All the records that follow need to be reproduced exactly. Omit the images.

Collected data
--- Begin ---
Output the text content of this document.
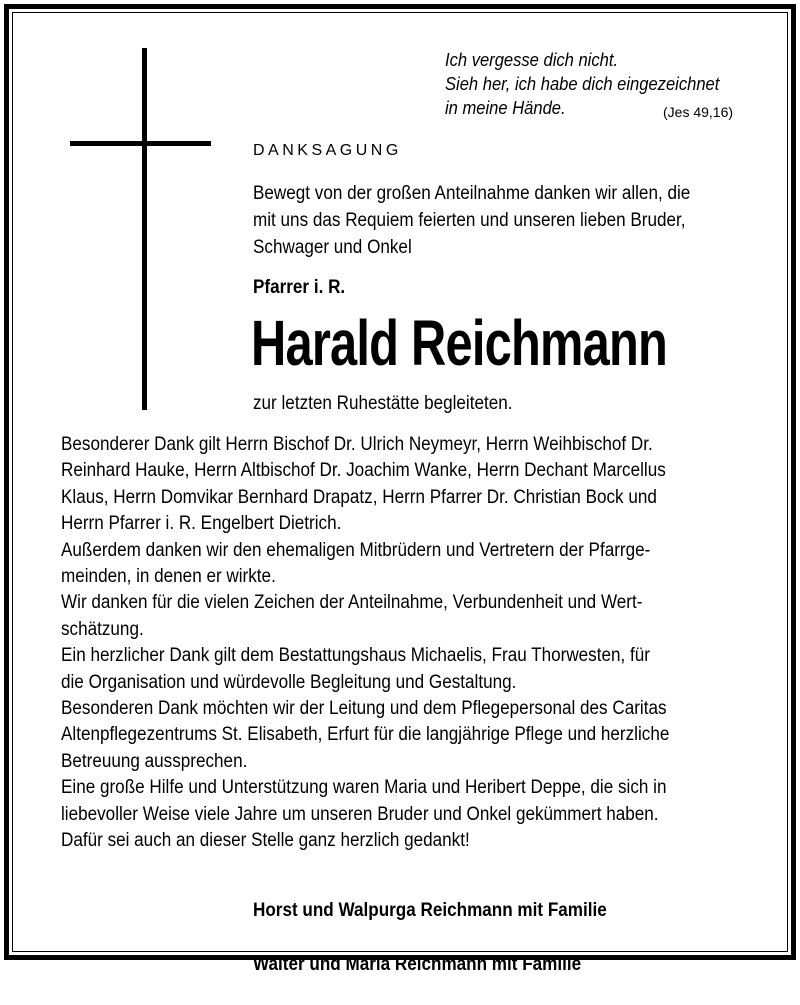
Ich vergesse dich nicht.
Sieh her, ich habe dich eingezeichnet
in meine Hände.	(Jes 49,16)
DANKSAGUNG
Bewegt von der großen Anteilnahme danken wir allen, die
mit uns das Requiem feierten und unseren lieben Bruder,
Schwager und Onkel
Pfarrer i. R.
Harald Reichmann
zur letzten Ruhestätte begleiteten.
Besonderer Dank gilt Herrn Bischof Dr. Ulrich Neymeyr, Herrn Weihbischof Dr.
Reinhard Hauke, Herrn Altbischof Dr. Joachim Wanke, Herrn Dechant Marcellus
Klaus, Herrn Domvikar Bernhard Drapatz, Herrn Pfarrer Dr. Christian Bock und
Herrn Pfarrer i. R. Engelbert Dietrich.
Außerdem danken wir den ehemaligen Mitbrüdern und Vertretern der Pfarrge-
meinden, in denen er wirkte.
Wir danken für die vielen Zeichen der Anteilnahme, Verbundenheit und Wert-
schätzung.
Ein herzlicher Dank gilt dem Bestattungshaus Michaelis, Frau Thorwesten, für
die Organisation und würdevolle Begleitung und Gestaltung.
Besonderen Dank möchten wir der Leitung und dem Pflegepersonal des Caritas
Altenpflegezentrums St. Elisabeth, Erfurt für die langjährige Pflege und herzliche
Betreuung aussprechen.
Eine große Hilfe und Unterstützung waren Maria und Heribert Deppe, die sich in
liebevoller Weise viele Jahre um unseren Bruder und Onkel gekümmert haben.
Dafür sei auch an dieser Stelle ganz herzlich gedankt!

Horst und Walpurga Reichmann mit Familie

Walter und Maria Reichmann mit Familie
--- End ---
**Correct response**
Output the text content of this document.
Ich vergesse dich nicht.
Sieh her, ich habe dich eingezeichnet
in meine Hände.	(Jes 49,16)
DANKSAGUNG
Bewegt von der großen Anteilnahme danken wir allen, die
mit uns das Requiem feierten und unseren lieben Bruder,
Schwager und Onkel
Pfarrer i. R.
Harald Reichmann
zur letzten Ruhestätte begleiteten.
Besonderer Dank gilt Herrn Bischof Dr. Ulrich Neymeyr, Herrn Weihbischof Dr.
Reinhard Hauke, Herrn Altbischof Dr. Joachim Wanke, Herrn Dechant Marcellus
Klaus, Herrn Domvikar Bernhard Drapatz, Herrn Pfarrer Dr. Christian Bock und
Herrn Pfarrer i. R. Engelbert Dietrich.
Außerdem danken wir den ehemaligen Mitbrüdern und Vertretern der Pfarrge-
meinden, in denen er wirkte.
Wir danken für die vielen Zeichen der Anteilnahme, Verbundenheit und Wert-
schätzung.
Ein herzlicher Dank gilt dem Bestattungshaus Michaelis, Frau Thorwesten, für
die Organisation und würdevolle Begleitung und Gestaltung.
Besonderen Dank möchten wir der Leitung und dem Pflegepersonal des Caritas
Altenpflegezentrums St. Elisabeth, Erfurt für die langjährige Pflege und herzliche
Betreuung aussprechen.
Eine große Hilfe und Unterstützung waren Maria und Heribert Deppe, die sich in
liebevoller Weise viele Jahre um unseren Bruder und Onkel gekümmert haben.
Dafür sei auch an dieser Stelle ganz herzlich gedankt!

Horst und Walpurga Reichmann mit Familie

Walter und Maria Reichmann mit Familie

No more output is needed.